[Source records]

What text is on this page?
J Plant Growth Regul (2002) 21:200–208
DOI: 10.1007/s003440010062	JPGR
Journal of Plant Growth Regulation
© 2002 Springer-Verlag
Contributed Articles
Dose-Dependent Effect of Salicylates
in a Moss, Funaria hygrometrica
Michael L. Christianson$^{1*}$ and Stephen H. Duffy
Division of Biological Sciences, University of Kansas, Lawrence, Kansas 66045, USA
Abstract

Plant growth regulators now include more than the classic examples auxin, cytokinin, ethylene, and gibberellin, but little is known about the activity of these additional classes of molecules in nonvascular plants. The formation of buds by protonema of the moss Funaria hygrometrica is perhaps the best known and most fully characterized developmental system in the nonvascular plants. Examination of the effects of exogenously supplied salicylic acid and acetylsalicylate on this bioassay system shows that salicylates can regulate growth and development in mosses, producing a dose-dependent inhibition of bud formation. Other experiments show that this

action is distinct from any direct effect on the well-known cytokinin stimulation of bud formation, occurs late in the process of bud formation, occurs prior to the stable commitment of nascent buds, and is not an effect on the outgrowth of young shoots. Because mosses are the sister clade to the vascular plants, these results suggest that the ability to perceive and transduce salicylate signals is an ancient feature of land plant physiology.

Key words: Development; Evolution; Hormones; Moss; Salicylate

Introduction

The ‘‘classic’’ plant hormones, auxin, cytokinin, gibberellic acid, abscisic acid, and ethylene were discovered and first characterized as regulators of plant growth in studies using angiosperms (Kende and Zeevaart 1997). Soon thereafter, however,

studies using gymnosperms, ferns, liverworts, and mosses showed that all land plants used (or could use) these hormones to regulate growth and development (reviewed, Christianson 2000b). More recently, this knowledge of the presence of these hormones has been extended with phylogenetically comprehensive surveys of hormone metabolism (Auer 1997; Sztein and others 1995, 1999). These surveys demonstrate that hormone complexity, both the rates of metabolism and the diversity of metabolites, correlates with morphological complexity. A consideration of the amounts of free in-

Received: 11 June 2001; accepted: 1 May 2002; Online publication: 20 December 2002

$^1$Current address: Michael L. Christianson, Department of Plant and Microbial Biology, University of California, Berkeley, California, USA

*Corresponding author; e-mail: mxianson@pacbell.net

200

> **What you are asked to do**: For the word "University", find all matching lines in the entries above and copy them out.

> **Response to the exercise**:
Division of Biological Sciences, University of Kansas, Lawrence, Kansas 66045, USA
$^1$Current address: Michael L. Christianson, Department of Plant and Microbial Biology, University of California, Berkeley, California, USA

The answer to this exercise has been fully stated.